[What this task involves]
Tally the lines that contain "wurde" and report the total alone.

[Exercise material]
****************************************
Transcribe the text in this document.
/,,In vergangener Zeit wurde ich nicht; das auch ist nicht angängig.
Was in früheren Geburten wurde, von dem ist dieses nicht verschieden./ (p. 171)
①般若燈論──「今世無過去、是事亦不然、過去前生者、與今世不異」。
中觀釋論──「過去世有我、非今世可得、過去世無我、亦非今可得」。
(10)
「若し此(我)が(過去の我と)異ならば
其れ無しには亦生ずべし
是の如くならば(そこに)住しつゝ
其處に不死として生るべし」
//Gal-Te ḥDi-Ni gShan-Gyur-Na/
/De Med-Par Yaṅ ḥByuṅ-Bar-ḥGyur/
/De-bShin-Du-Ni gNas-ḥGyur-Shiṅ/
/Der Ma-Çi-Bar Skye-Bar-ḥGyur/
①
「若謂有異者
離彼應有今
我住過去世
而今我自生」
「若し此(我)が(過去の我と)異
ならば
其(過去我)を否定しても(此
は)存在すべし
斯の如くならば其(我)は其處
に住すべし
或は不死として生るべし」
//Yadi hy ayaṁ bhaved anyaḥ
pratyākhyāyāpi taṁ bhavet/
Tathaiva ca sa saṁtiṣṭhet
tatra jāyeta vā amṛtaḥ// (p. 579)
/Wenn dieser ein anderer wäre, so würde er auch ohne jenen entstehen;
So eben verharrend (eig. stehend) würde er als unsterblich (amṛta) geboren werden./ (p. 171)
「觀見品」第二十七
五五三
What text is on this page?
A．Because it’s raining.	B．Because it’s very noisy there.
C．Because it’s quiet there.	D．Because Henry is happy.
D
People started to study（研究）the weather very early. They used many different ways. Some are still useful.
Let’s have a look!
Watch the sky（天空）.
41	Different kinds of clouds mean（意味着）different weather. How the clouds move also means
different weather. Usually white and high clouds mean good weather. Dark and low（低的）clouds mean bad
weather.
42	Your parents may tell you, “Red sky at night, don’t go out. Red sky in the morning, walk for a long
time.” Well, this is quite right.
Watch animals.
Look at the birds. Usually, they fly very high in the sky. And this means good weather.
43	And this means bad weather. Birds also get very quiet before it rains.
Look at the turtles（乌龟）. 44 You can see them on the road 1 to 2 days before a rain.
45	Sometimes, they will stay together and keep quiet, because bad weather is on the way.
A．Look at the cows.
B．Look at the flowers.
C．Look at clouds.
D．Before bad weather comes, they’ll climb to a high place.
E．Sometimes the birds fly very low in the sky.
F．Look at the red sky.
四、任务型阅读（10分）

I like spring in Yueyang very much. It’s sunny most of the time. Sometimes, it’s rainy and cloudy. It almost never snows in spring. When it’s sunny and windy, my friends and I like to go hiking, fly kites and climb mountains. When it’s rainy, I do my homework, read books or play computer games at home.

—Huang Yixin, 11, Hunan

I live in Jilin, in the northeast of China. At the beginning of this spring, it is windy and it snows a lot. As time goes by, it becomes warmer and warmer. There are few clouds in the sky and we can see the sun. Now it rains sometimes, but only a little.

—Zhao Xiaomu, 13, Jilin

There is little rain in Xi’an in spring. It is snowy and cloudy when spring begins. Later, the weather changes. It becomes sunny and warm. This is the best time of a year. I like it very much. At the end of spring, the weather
****************************************
[Solved exercise]
2